INSTRUCTIONS TO FOLLOW
Note how many lines hold "bottom" and report that number by itself.

DATASET EXTRACT
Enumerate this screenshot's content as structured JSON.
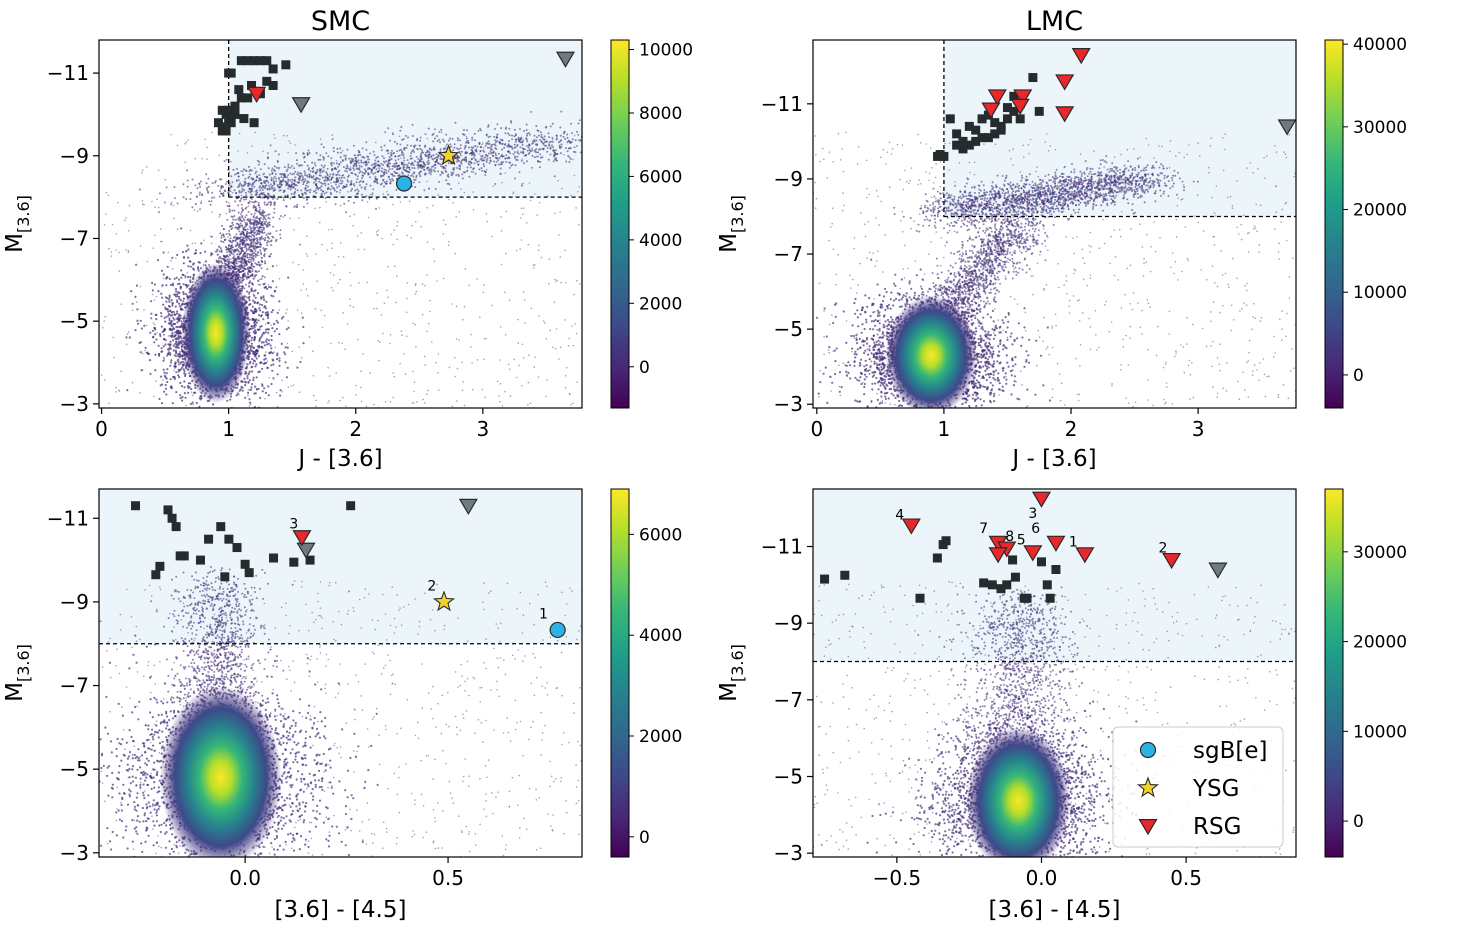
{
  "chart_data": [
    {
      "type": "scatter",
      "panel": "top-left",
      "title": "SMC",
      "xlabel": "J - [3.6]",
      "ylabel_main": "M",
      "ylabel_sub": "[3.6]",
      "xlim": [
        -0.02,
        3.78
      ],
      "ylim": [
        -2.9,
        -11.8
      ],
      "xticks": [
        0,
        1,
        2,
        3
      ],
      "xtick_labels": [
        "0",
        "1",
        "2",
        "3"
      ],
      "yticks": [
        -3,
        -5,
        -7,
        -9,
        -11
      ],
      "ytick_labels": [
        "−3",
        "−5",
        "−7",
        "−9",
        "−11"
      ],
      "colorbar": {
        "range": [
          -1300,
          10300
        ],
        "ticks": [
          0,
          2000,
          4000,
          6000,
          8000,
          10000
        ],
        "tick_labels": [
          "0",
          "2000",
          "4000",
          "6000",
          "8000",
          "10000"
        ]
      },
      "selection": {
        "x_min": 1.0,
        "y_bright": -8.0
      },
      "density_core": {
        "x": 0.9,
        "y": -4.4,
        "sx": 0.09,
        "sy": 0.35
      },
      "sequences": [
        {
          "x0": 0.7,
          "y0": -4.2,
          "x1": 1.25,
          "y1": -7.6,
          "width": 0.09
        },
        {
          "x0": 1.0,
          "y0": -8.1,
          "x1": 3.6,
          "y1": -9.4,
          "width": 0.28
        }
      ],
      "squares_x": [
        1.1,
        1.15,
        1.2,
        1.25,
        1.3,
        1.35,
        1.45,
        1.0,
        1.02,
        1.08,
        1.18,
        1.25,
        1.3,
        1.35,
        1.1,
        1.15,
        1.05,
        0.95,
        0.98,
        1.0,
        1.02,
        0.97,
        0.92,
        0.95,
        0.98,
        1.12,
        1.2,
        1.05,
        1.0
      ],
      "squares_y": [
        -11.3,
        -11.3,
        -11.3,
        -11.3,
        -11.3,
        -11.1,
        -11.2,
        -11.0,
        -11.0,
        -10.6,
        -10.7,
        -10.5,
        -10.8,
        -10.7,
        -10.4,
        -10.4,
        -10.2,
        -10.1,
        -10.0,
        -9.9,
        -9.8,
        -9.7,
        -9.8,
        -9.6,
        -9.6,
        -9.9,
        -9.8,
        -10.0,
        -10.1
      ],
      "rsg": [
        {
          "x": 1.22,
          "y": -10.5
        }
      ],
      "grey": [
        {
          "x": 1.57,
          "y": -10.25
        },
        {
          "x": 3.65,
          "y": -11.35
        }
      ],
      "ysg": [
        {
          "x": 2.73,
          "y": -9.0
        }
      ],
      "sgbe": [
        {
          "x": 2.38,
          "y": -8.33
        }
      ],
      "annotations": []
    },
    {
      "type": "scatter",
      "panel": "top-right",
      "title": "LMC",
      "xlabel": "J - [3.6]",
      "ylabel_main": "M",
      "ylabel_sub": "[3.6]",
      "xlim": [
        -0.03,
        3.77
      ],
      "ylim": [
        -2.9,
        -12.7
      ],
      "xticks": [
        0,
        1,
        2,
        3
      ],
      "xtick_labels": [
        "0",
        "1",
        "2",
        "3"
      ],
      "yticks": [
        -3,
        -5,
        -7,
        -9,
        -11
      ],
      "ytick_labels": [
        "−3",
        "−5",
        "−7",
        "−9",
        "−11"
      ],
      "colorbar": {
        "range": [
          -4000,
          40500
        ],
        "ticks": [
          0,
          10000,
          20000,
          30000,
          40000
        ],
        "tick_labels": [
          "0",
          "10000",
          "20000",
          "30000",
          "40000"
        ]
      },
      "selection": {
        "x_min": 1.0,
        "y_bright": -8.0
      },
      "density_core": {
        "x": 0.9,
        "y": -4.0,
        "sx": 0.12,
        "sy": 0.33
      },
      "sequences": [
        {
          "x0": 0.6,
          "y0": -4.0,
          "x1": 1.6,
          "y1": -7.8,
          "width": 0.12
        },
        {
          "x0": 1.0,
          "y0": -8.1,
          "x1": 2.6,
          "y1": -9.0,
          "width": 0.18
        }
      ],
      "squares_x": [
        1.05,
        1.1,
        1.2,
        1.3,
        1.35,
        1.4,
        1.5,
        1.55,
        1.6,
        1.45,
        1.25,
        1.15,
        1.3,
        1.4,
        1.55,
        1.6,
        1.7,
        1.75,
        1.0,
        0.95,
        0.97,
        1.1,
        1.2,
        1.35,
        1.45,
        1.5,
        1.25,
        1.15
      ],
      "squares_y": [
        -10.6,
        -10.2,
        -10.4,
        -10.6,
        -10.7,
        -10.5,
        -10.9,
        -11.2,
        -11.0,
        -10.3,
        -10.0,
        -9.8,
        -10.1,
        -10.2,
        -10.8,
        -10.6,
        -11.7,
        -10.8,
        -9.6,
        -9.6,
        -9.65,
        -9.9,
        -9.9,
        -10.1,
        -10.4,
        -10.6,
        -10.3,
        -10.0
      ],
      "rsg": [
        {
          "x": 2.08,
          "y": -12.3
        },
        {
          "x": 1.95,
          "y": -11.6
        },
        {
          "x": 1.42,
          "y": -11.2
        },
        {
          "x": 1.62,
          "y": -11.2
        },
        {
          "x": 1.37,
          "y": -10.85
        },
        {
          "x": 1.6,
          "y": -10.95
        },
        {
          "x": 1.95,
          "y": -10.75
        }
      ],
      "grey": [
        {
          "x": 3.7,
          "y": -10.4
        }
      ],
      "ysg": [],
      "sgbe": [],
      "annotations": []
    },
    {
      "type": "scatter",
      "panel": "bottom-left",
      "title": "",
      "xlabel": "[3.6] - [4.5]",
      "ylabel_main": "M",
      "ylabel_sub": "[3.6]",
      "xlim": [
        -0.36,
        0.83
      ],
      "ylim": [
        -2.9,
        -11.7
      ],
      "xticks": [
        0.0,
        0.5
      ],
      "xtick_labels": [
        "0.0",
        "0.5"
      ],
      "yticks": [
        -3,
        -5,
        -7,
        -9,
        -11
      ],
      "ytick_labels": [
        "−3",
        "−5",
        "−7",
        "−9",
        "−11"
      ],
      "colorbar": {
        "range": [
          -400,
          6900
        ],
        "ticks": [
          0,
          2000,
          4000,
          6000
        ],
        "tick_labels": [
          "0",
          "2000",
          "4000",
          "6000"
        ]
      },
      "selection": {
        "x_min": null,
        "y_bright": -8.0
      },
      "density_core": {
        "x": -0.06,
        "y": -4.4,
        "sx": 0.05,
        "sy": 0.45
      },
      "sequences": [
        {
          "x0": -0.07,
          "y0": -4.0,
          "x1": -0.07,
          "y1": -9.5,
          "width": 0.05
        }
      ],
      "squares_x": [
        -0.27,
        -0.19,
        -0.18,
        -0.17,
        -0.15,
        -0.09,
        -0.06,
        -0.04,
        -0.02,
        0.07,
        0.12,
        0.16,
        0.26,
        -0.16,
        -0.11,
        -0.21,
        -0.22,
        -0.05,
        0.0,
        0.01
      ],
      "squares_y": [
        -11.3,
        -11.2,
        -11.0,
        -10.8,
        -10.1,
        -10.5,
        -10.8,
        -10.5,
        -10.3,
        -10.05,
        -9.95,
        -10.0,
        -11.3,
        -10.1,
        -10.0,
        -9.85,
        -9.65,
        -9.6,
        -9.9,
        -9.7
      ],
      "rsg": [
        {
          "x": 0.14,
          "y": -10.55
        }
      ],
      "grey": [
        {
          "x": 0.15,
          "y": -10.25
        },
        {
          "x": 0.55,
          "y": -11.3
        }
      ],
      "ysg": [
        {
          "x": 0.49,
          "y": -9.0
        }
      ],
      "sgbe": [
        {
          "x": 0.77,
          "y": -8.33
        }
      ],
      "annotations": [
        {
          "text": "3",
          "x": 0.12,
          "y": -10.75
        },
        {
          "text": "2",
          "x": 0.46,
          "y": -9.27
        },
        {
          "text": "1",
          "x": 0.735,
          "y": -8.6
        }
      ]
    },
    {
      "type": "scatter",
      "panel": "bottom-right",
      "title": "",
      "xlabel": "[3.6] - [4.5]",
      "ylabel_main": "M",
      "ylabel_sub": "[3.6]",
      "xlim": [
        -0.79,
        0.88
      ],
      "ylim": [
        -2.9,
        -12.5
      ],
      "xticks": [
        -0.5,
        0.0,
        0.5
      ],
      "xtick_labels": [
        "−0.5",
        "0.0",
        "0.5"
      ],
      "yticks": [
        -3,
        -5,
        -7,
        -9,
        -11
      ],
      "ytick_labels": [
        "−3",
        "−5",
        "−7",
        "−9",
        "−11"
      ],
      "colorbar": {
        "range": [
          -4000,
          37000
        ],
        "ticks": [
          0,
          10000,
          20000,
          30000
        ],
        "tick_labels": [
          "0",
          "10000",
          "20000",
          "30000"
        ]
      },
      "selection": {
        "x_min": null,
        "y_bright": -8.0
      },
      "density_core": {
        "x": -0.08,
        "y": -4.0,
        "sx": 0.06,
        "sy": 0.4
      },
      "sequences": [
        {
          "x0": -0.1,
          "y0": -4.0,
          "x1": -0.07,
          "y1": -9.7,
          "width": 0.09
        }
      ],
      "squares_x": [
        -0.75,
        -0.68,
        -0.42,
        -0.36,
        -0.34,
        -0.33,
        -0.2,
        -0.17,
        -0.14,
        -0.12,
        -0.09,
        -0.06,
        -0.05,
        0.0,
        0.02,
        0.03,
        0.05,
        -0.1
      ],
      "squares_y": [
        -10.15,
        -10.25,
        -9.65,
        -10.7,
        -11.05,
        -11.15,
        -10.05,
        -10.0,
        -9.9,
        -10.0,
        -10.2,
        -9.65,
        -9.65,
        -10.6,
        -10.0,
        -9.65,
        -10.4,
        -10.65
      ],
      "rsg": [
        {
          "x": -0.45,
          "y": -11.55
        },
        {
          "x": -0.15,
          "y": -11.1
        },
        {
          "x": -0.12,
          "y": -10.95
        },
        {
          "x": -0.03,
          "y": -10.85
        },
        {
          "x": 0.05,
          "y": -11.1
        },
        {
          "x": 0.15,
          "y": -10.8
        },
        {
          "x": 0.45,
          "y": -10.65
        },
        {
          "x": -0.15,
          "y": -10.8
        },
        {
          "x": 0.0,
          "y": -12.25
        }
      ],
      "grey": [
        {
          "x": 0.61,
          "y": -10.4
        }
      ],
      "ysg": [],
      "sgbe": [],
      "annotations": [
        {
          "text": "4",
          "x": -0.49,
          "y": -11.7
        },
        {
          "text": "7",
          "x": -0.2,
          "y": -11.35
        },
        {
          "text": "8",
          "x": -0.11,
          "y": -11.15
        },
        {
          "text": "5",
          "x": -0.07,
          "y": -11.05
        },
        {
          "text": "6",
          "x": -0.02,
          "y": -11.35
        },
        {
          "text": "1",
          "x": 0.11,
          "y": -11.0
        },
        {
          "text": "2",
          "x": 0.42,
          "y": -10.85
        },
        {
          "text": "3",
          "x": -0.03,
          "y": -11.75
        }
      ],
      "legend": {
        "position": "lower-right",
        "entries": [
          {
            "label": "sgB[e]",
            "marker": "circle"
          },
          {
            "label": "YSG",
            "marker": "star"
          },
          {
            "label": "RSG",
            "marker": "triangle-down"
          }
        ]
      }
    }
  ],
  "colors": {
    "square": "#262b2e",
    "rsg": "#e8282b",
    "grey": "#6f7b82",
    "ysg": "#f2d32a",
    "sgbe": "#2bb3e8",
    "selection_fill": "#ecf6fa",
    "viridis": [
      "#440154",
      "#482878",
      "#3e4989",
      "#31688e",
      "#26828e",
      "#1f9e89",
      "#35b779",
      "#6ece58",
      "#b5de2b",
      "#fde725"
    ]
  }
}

SOLUTION FOR THIS PROBLEM
2